> _Set exercise_: Transcribe the material in full. Nothing should differ except that the pictures are left out.
— Begin Given information —
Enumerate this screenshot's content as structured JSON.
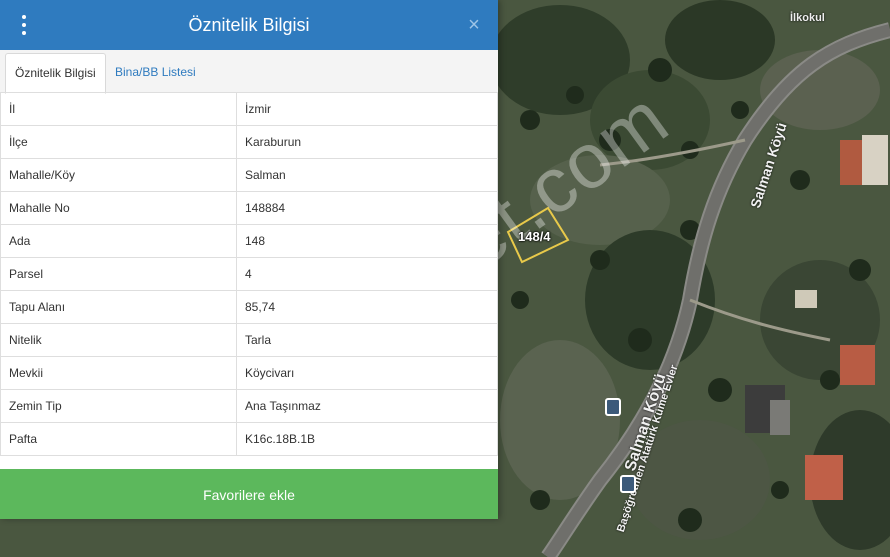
{
  "panel": {
    "title": "Öznitelik Bilgisi",
    "menu_icon": "vertical-ellipsis-icon",
    "close_icon": "close-icon",
    "close_label": "×",
    "tabs": [
      {
        "label": "Öznitelik Bilgisi",
        "active": true
      },
      {
        "label": "Bina/BB Listesi",
        "active": false
      }
    ],
    "attributes": [
      {
        "key": "İl",
        "value": "İzmir"
      },
      {
        "key": "İlçe",
        "value": "Karaburun"
      },
      {
        "key": "Mahalle/Köy",
        "value": "Salman"
      },
      {
        "key": "Mahalle No",
        "value": "148884"
      },
      {
        "key": "Ada",
        "value": "148"
      },
      {
        "key": "Parsel",
        "value": "4"
      },
      {
        "key": "Tapu Alanı",
        "value": "85,74"
      },
      {
        "key": "Nitelik",
        "value": "Tarla"
      },
      {
        "key": "Mevkii",
        "value": "Köyciv­arı"
      },
      {
        "key": "Zemin Tip",
        "value": "Ana Taşınmaz"
      },
      {
        "key": "Pafta",
        "value": "K16c.18B.1B"
      }
    ],
    "favorite_button": "Favorilere ekle"
  },
  "map": {
    "parcel_label": "148/4",
    "road_labels": [
      "Salman Köyü",
      "Salman Köyü",
      "Başöğretmen Atatürk Küme Evler"
    ],
    "poi_label": "İlkokul",
    "watermark": "emlakjet.com"
  },
  "colors": {
    "header": "#2f7bbf",
    "favorite": "#5cb85c",
    "tab_link": "#2f7bbf",
    "parcel_outline": "#e8c94a"
  }
}
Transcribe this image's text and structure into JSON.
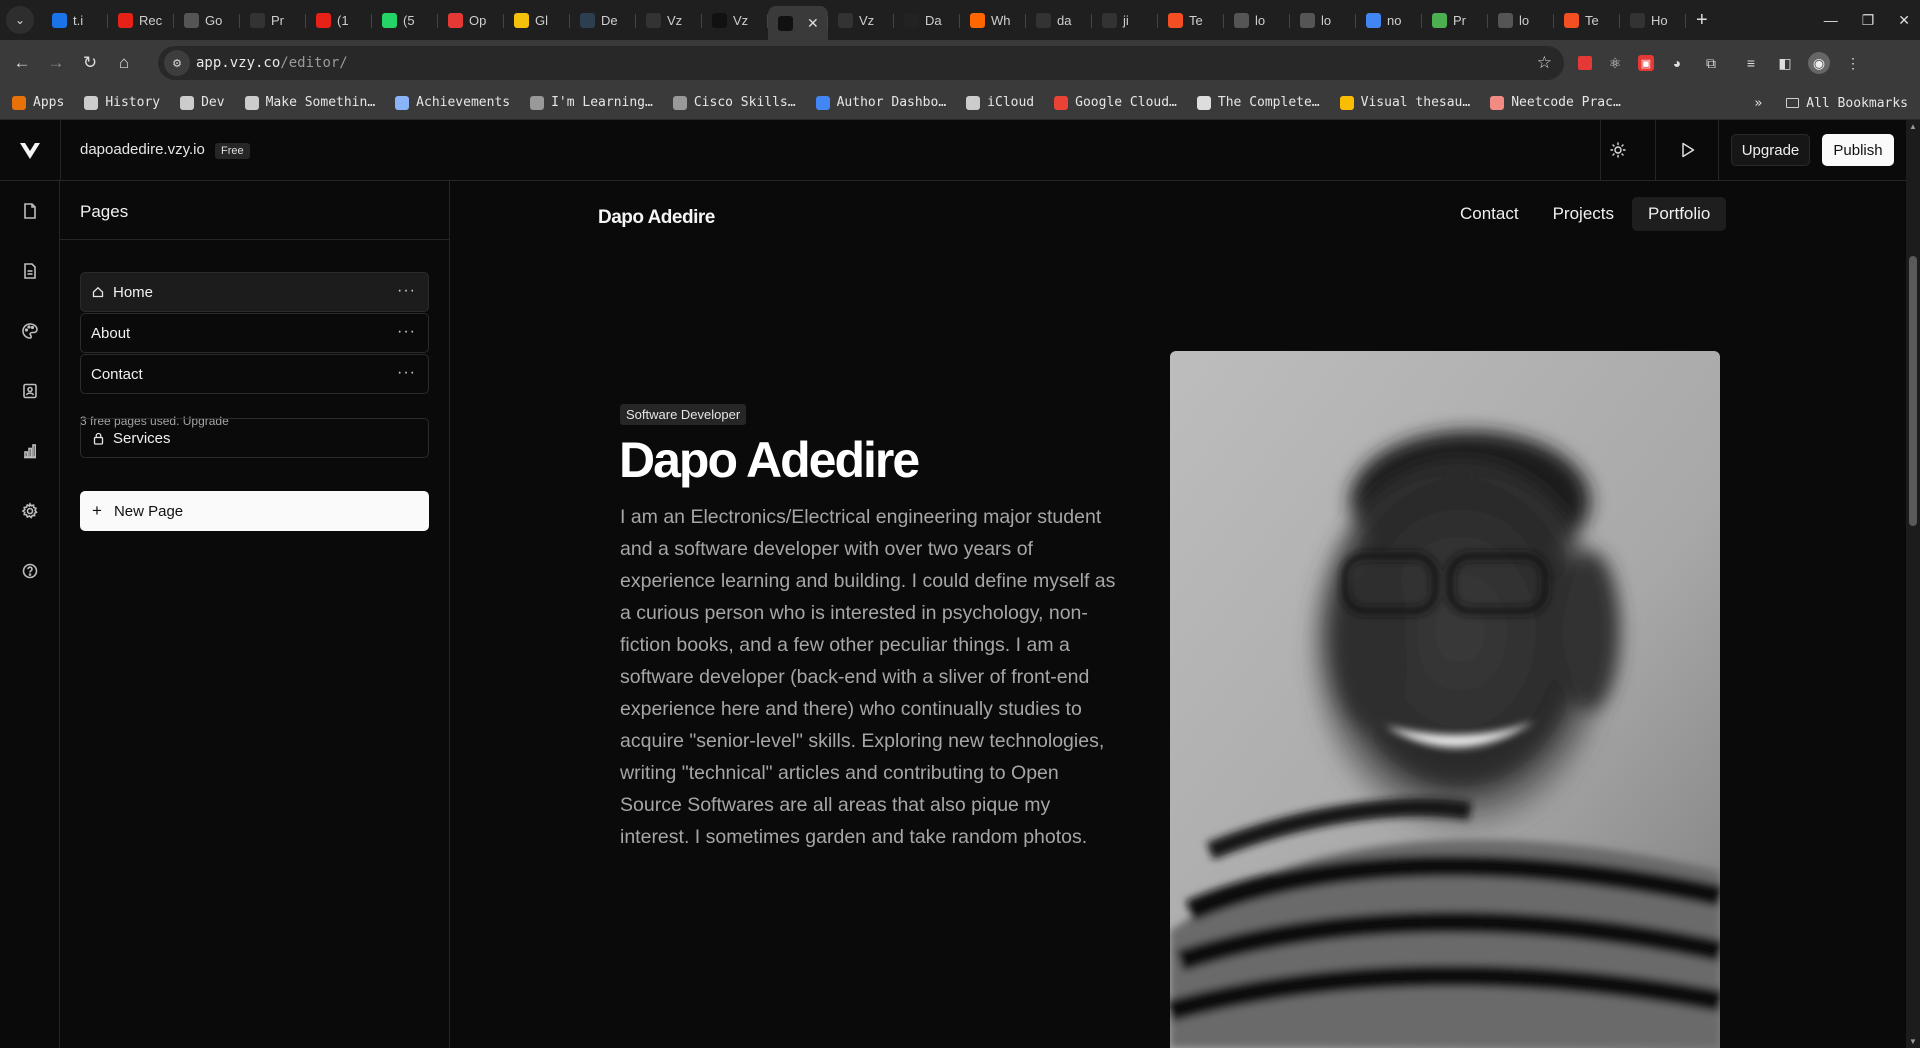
{
  "browser": {
    "tabs": [
      {
        "label": "t.i",
        "color": "#1a73e8"
      },
      {
        "label": "Rec",
        "color": "#e62117"
      },
      {
        "label": "Go",
        "color": "#555555"
      },
      {
        "label": "Pr",
        "color": "#333333"
      },
      {
        "label": "(1",
        "color": "#e62117"
      },
      {
        "label": "(5",
        "color": "#25d366"
      },
      {
        "label": "Op",
        "color": "#e53935"
      },
      {
        "label": "Gl",
        "color": "#f4c20d"
      },
      {
        "label": "De",
        "color": "#2d3e50"
      },
      {
        "label": "Vz",
        "color": "#333333"
      },
      {
        "label": "Vz",
        "color": "#111111"
      },
      {
        "label": "",
        "color": "#111111"
      },
      {
        "label": "Vz",
        "color": "#333333"
      },
      {
        "label": "Da",
        "color": "#222222"
      },
      {
        "label": "Wh",
        "color": "#ff6600"
      },
      {
        "label": "da",
        "color": "#333333"
      },
      {
        "label": "ji",
        "color": "#333333"
      },
      {
        "label": "Te",
        "color": "#f25022"
      },
      {
        "label": "lo",
        "color": "#555555"
      },
      {
        "label": "lo",
        "color": "#555555"
      },
      {
        "label": "no",
        "color": "#4285f4"
      },
      {
        "label": "Pr",
        "color": "#4caf50"
      },
      {
        "label": "lo",
        "color": "#555555"
      },
      {
        "label": "Te",
        "color": "#f25022"
      },
      {
        "label": "Ho",
        "color": "#333333"
      }
    ],
    "active_tab_index": 11,
    "url_host": "app.vzy.co",
    "url_path": "/editor/",
    "bookmarks": [
      {
        "label": "Apps",
        "icon": "apps-grid-icon",
        "color": "#e8710a"
      },
      {
        "label": "History",
        "icon": "history-icon",
        "color": "#cccccc"
      },
      {
        "label": "Dev",
        "icon": "folder-icon",
        "color": "#cccccc"
      },
      {
        "label": "Make Somethin…",
        "icon": "bulb-icon",
        "color": "#cccccc"
      },
      {
        "label": "Achievements",
        "icon": "medal-icon",
        "color": "#8ab4f8"
      },
      {
        "label": "I'm Learning…",
        "icon": "book-icon",
        "color": "#999999"
      },
      {
        "label": "Cisco Skills…",
        "icon": "cisco-icon",
        "color": "#999999"
      },
      {
        "label": "Author Dashbo…",
        "icon": "author-icon",
        "color": "#4285f4"
      },
      {
        "label": "iCloud",
        "icon": "apple-icon",
        "color": "#cccccc"
      },
      {
        "label": "Google Cloud…",
        "icon": "cloud-icon",
        "color": "#ea4335"
      },
      {
        "label": "The Complete…",
        "icon": "flame-icon",
        "color": "#dddddd"
      },
      {
        "label": "Visual thesau…",
        "icon": "thesaurus-icon",
        "color": "#fbbc04"
      },
      {
        "label": "Neetcode Prac…",
        "icon": "rocket-icon",
        "color": "#f28b82"
      }
    ],
    "all_bookmarks_label": "All Bookmarks"
  },
  "app": {
    "site_domain": "dapoadedire.vzy.io",
    "plan_badge": "Free",
    "upgrade_label": "Upgrade",
    "publish_label": "Publish"
  },
  "pages_panel": {
    "title": "Pages",
    "pages": [
      {
        "label": "Home",
        "selected": true,
        "home": true
      },
      {
        "label": "About",
        "selected": false,
        "home": false
      },
      {
        "label": "Contact",
        "selected": false,
        "home": false
      }
    ],
    "limit_text": "3 free pages used. Upgrade",
    "locked_page": "Services",
    "new_page_label": "New Page"
  },
  "site": {
    "brand": "Dapo Adedire",
    "nav": [
      "Contact",
      "Projects",
      "Portfolio"
    ],
    "active_nav": "Portfolio",
    "role_badge": "Software Developer",
    "hero_name": "Dapo Adedire",
    "bio": "I am an Electronics/Electrical engineering major student and a software developer with over two years of experience learning and building. I could define myself as a curious person who is interested in psychology, non-fiction books, and a few other peculiar things. I am a software developer (back-end with a sliver of front-end experience here and there) who continually studies to acquire \"senior-level\" skills. Exploring new technologies, writing \"technical\" articles and contributing to Open Source Softwares are all areas that also pique my interest. I sometimes garden and take random photos."
  },
  "colors": {
    "app_bg": "#0a0a0a",
    "border": "#262626",
    "primary_button_bg": "#fafafa",
    "body_text_muted": "#a6a6a6"
  }
}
— End Given information —
> _Output of the exercise_:
Enumerate this screenshot's content as structured JSON.
{
  "panel": {
    "title": "Öznitelik Bilgisi",
    "menu_icon": "vertical-ellipsis-icon",
    "close_icon": "close-icon",
    "close_label": "×",
    "tabs": [
      {
        "label": "Öznitelik Bilgisi",
        "active": true
      },
      {
        "label": "Bina/BB Listesi",
        "active": false
      }
    ],
    "attributes": [
      {
        "key": "İl",
        "value": "İzmir"
      },
      {
        "key": "İlçe",
        "value": "Karaburun"
      },
      {
        "key": "Mahalle/Köy",
        "value": "Salman"
      },
      {
        "key": "Mahalle No",
        "value": "148884"
      },
      {
        "key": "Ada",
        "value": "148"
      },
      {
        "key": "Parsel",
        "value": "4"
      },
      {
        "key": "Tapu Alanı",
        "value": "85,74"
      },
      {
        "key": "Nitelik",
        "value": "Tarla"
      },
      {
        "key": "Mevkii",
        "value": "Köyciv­arı"
      },
      {
        "key": "Zemin Tip",
        "value": "Ana Taşınmaz"
      },
      {
        "key": "Pafta",
        "value": "K16c.18B.1B"
      }
    ],
    "favorite_button": "Favorilere ekle"
  },
  "map": {
    "parcel_label": "148/4",
    "road_labels": [
      "Salman Köyü",
      "Salman Köyü",
      "Başöğretmen Atatürk Küme Evler"
    ],
    "poi_label": "İlkokul",
    "watermark": "emlakjet.com"
  },
  "colors": {
    "header": "#2f7bbf",
    "favorite": "#5cb85c",
    "tab_link": "#2f7bbf",
    "parcel_outline": "#e8c94a"
  }
}
Transcribe this image's text and structure into JSON.
{
  "browser": {
    "tabs": [
      {
        "label": "t.i",
        "color": "#1a73e8"
      },
      {
        "label": "Rec",
        "color": "#e62117"
      },
      {
        "label": "Go",
        "color": "#555555"
      },
      {
        "label": "Pr",
        "color": "#333333"
      },
      {
        "label": "(1",
        "color": "#e62117"
      },
      {
        "label": "(5",
        "color": "#25d366"
      },
      {
        "label": "Op",
        "color": "#e53935"
      },
      {
        "label": "Gl",
        "color": "#f4c20d"
      },
      {
        "label": "De",
        "color": "#2d3e50"
      },
      {
        "label": "Vz",
        "color": "#333333"
      },
      {
        "label": "Vz",
        "color": "#111111"
      },
      {
        "label": "",
        "color": "#111111"
      },
      {
        "label": "Vz",
        "color": "#333333"
      },
      {
        "label": "Da",
        "color": "#222222"
      },
      {
        "label": "Wh",
        "color": "#ff6600"
      },
      {
        "label": "da",
        "color": "#333333"
      },
      {
        "label": "ji",
        "color": "#333333"
      },
      {
        "label": "Te",
        "color": "#f25022"
      },
      {
        "label": "lo",
        "color": "#555555"
      },
      {
        "label": "lo",
        "color": "#555555"
      },
      {
        "label": "no",
        "color": "#4285f4"
      },
      {
        "label": "Pr",
        "color": "#4caf50"
      },
      {
        "label": "lo",
        "color": "#555555"
      },
      {
        "label": "Te",
        "color": "#f25022"
      },
      {
        "label": "Ho",
        "color": "#333333"
      }
    ],
    "active_tab_index": 11,
    "url_host": "app.vzy.co",
    "url_path": "/editor/",
    "bookmarks": [
      {
        "label": "Apps",
        "icon": "apps-grid-icon",
        "color": "#e8710a"
      },
      {
        "label": "History",
        "icon": "history-icon",
        "color": "#cccccc"
      },
      {
        "label": "Dev",
        "icon": "folder-icon",
        "color": "#cccccc"
      },
      {
        "label": "Make Somethin…",
        "icon": "bulb-icon",
        "color": "#cccccc"
      },
      {
        "label": "Achievements",
        "icon": "medal-icon",
        "color": "#8ab4f8"
      },
      {
        "label": "I'm Learning…",
        "icon": "book-icon",
        "color": "#999999"
      },
      {
        "label": "Cisco Skills…",
        "icon": "cisco-icon",
        "color": "#999999"
      },
      {
        "label": "Author Dashbo…",
        "icon": "author-icon",
        "color": "#4285f4"
      },
      {
        "label": "iCloud",
        "icon": "apple-icon",
        "color": "#cccccc"
      },
      {
        "label": "Google Cloud…",
        "icon": "cloud-icon",
        "color": "#ea4335"
      },
      {
        "label": "The Complete…",
        "icon": "flame-icon",
        "color": "#dddddd"
      },
      {
        "label": "Visual thesau…",
        "icon": "thesaurus-icon",
        "color": "#fbbc04"
      },
      {
        "label": "Neetcode Prac…",
        "icon": "rocket-icon",
        "color": "#f28b82"
      }
    ],
    "all_bookmarks_label": "All Bookmarks"
  },
  "app": {
    "site_domain": "dapoadedire.vzy.io",
    "plan_badge": "Free",
    "upgrade_label": "Upgrade",
    "publish_label": "Publish"
  },
  "pages_panel": {
    "title": "Pages",
    "pages": [
      {
        "label": "Home",
        "selected": true,
        "home": true
      },
      {
        "label": "About",
        "selected": false,
        "home": false
      },
      {
        "label": "Contact",
        "selected": false,
        "home": false
      }
    ],
    "limit_text": "3 free pages used. Upgrade",
    "locked_page": "Services",
    "new_page_label": "New Page"
  },
  "site": {
    "brand": "Dapo Adedire",
    "nav": [
      "Contact",
      "Projects",
      "Portfolio"
    ],
    "active_nav": "Portfolio",
    "role_badge": "Software Developer",
    "hero_name": "Dapo Adedire",
    "bio": "I am an Electronics/Electrical engineering major student and a software developer with over two years of experience learning and building. I could define myself as a curious person who is interested in psychology, non-fiction books, and a few other peculiar things. I am a software developer (back-end with a sliver of front-end experience here and there) who continually studies to acquire \"senior-level\" skills. Exploring new technologies, writing \"technical\" articles and contributing to Open Source Softwares are all areas that also pique my interest. I sometimes garden and take random photos."
  },
  "colors": {
    "app_bg": "#0a0a0a",
    "border": "#262626",
    "primary_button_bg": "#fafafa",
    "body_text_muted": "#a6a6a6"
  }
}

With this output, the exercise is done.